### Stored records
↓
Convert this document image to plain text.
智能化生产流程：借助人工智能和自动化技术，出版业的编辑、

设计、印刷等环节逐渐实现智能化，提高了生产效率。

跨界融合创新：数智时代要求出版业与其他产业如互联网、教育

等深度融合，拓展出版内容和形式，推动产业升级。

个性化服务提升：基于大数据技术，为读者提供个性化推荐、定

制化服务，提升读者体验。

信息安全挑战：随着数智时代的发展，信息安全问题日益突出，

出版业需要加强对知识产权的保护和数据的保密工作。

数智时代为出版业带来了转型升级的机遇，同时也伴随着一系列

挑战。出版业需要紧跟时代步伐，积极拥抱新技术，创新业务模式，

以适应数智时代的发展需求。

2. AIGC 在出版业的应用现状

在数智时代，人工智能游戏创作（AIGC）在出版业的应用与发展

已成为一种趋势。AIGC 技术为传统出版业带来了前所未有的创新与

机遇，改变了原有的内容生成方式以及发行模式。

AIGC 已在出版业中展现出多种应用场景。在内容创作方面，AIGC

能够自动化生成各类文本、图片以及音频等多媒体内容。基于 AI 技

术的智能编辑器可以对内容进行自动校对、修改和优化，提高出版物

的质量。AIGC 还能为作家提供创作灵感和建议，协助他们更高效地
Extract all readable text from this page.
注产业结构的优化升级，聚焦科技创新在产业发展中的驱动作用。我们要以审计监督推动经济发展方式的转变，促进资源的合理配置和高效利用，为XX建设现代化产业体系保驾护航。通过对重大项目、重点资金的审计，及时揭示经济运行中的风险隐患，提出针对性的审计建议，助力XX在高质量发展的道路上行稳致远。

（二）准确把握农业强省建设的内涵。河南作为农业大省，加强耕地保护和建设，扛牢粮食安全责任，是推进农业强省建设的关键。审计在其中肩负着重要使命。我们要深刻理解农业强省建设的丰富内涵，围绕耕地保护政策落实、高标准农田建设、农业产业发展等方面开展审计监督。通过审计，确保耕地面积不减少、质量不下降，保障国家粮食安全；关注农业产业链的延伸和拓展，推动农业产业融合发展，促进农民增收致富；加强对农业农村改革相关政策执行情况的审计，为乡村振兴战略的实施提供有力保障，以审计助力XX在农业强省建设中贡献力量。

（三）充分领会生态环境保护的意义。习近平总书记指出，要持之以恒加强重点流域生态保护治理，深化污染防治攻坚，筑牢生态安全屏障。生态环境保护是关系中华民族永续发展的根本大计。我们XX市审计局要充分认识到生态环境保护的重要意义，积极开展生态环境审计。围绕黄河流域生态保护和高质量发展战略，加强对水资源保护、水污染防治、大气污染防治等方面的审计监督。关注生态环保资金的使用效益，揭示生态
↑
### CHALLENGE
In the records above, locate every line with the string "this" and copy it.

### TASK RESPONSE
Convert this document image to plain text.
Extract all readable text from this page.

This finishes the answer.